Your goal: Could every line of the data be printed exactly as it reads?

===== Data supplied

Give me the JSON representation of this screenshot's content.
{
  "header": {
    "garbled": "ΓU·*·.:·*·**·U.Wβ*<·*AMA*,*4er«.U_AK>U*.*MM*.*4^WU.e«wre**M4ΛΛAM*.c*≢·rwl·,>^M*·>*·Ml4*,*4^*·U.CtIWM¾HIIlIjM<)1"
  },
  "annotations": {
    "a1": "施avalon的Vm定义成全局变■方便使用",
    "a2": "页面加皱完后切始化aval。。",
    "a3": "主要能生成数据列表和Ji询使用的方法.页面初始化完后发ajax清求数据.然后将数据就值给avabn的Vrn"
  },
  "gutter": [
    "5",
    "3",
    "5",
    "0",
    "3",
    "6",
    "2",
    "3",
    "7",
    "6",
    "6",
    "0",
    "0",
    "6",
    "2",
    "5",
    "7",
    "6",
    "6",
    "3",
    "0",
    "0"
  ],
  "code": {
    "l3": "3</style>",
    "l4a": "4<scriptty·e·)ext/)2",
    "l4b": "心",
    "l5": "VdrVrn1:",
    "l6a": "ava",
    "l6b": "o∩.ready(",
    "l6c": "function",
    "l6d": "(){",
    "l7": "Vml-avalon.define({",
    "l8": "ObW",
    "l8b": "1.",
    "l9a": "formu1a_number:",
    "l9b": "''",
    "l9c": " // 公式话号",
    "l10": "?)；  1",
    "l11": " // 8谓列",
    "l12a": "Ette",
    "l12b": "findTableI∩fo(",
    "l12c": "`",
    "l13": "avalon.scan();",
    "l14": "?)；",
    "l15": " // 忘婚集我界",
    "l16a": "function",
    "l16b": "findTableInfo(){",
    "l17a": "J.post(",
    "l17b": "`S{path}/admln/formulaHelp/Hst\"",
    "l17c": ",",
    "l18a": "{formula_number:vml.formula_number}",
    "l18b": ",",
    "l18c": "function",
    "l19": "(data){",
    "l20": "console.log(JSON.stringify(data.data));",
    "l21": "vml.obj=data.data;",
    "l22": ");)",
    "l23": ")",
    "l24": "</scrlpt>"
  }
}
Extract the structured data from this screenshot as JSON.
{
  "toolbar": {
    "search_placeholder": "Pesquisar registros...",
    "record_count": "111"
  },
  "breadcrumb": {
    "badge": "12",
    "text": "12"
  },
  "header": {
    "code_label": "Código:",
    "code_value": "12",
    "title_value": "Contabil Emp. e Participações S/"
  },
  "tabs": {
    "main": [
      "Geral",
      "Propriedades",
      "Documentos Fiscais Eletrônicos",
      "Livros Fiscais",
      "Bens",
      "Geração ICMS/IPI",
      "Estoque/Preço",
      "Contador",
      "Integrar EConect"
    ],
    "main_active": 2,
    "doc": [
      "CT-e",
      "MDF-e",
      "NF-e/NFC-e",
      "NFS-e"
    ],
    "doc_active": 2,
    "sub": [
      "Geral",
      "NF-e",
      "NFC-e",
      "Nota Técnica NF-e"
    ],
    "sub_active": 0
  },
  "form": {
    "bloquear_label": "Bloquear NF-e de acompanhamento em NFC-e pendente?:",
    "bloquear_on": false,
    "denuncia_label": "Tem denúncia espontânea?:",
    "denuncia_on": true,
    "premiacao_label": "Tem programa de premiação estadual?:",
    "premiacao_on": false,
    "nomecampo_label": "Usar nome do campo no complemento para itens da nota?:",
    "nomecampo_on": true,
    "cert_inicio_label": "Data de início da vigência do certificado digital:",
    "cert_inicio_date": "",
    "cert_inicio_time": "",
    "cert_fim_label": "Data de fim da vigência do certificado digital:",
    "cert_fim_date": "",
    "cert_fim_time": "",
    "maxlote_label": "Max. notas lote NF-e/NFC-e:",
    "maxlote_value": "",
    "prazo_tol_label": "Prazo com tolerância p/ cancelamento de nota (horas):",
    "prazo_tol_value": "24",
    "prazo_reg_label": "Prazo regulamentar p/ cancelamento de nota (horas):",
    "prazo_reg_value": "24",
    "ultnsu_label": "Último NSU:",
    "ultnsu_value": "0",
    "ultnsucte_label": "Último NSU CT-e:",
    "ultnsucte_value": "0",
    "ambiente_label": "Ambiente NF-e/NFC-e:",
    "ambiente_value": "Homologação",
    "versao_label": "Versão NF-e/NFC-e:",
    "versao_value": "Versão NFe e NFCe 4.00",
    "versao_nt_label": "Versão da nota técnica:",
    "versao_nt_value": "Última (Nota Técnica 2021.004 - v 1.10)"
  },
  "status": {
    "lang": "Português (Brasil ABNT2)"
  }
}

==========

Response:
Give me the JSON representation of this screenshot's content.
{
  "header": {
    "garbled": "ΓU·*·.:·*·**·U.Wβ*<·*AMA*,*4er«.U_AK>U*.*MM*.*4^WU.e«wre**M4ΛΛAM*.c*≢·rwl·,>^M*·>*·Ml4*,*4^*·U.CtIWM¾HIIlIjM<)1"
  },
  "annotations": {
    "a1": "施avalon的Vm定义成全局变■方便使用",
    "a2": "页面加皱完后切始化aval。。",
    "a3": "主要能生成数据列表和Ji询使用的方法.页面初始化完后发ajax清求数据.然后将数据就值给avabn的Vrn"
  },
  "gutter": [
    "5",
    "3",
    "5",
    "0",
    "3",
    "6",
    "2",
    "3",
    "7",
    "6",
    "6",
    "0",
    "0",
    "6",
    "2",
    "5",
    "7",
    "6",
    "6",
    "3",
    "0",
    "0"
  ],
  "code": {
    "l3": "3</style>",
    "l4a": "4<scriptty·e·)ext/)2",
    "l4b": "心",
    "l5": "VdrVrn1:",
    "l6a": "ava",
    "l6b": "o∩.ready(",
    "l6c": "function",
    "l6d": "(){",
    "l7": "Vml-avalon.define({",
    "l8": "ObW",
    "l8b": "1.",
    "l9a": "formu1a_number:",
    "l9b": "''",
    "l9c": " // 公式话号",
    "l10": "?)；  1",
    "l11": " // 8谓列",
    "l12a": "Ette",
    "l12b": "findTableI∩fo(",
    "l12c": "`",
    "l13": "avalon.scan();",
    "l14": "?)；",
    "l15": " // 忘婚集我界",
    "l16a": "function",
    "l16b": "findTableInfo(){",
    "l17a": "J.post(",
    "l17b": "`S{path}/admln/formulaHelp/Hst\"",
    "l17c": ",",
    "l18a": "{formula_number:vml.formula_number}",
    "l18b": ",",
    "l18c": "function",
    "l19": "(data){",
    "l20": "console.log(JSON.stringify(data.data));",
    "l21": "vml.obj=data.data;",
    "l22": ");)",
    "l23": ")",
    "l24": "</scrlpt>"
  }
}
Extract the structured data from this screenshot as JSON.
{
  "toolbar": {
    "search_placeholder": "Pesquisar registros...",
    "record_count": "111"
  },
  "breadcrumb": {
    "badge": "12",
    "text": "12"
  },
  "header": {
    "code_label": "Código:",
    "code_value": "12",
    "title_value": "Contabil Emp. e Participações S/"
  },
  "tabs": {
    "main": [
      "Geral",
      "Propriedades",
      "Documentos Fiscais Eletrônicos",
      "Livros Fiscais",
      "Bens",
      "Geração ICMS/IPI",
      "Estoque/Preço",
      "Contador",
      "Integrar EConect"
    ],
    "main_active": 2,
    "doc": [
      "CT-e",
      "MDF-e",
      "NF-e/NFC-e",
      "NFS-e"
    ],
    "doc_active": 2,
    "sub": [
      "Geral",
      "NF-e",
      "NFC-e",
      "Nota Técnica NF-e"
    ],
    "sub_active": 0
  },
  "form": {
    "bloquear_label": "Bloquear NF-e de acompanhamento em NFC-e pendente?:",
    "bloquear_on": false,
    "denuncia_label": "Tem denúncia espontânea?:",
    "denuncia_on": true,
    "premiacao_label": "Tem programa de premiação estadual?:",
    "premiacao_on": false,
    "nomecampo_label": "Usar nome do campo no complemento para itens da nota?:",
    "nomecampo_on": true,
    "cert_inicio_label": "Data de início da vigência do certificado digital:",
    "cert_inicio_date": "",
    "cert_inicio_time": "",
    "cert_fim_label": "Data de fim da vigência do certificado digital:",
    "cert_fim_date": "",
    "cert_fim_time": "",
    "maxlote_label": "Max. notas lote NF-e/NFC-e:",
    "maxlote_value": "",
    "prazo_tol_label": "Prazo com tolerância p/ cancelamento de nota (horas):",
    "prazo_tol_value": "24",
    "prazo_reg_label": "Prazo regulamentar p/ cancelamento de nota (horas):",
    "prazo_reg_value": "24",
    "ultnsu_label": "Último NSU:",
    "ultnsu_value": "0",
    "ultnsucte_label": "Último NSU CT-e:",
    "ultnsucte_value": "0",
    "ambiente_label": "Ambiente NF-e/NFC-e:",
    "ambiente_value": "Homologação",
    "versao_label": "Versão NF-e/NFC-e:",
    "versao_value": "Versão NFe e NFCe 4.00",
    "versao_nt_label": "Versão da nota técnica:",
    "versao_nt_value": "Última (Nota Técnica 2021.004 - v 1.10)"
  },
  "status": {
    "lang": "Português (Brasil ABNT2)"
  }
}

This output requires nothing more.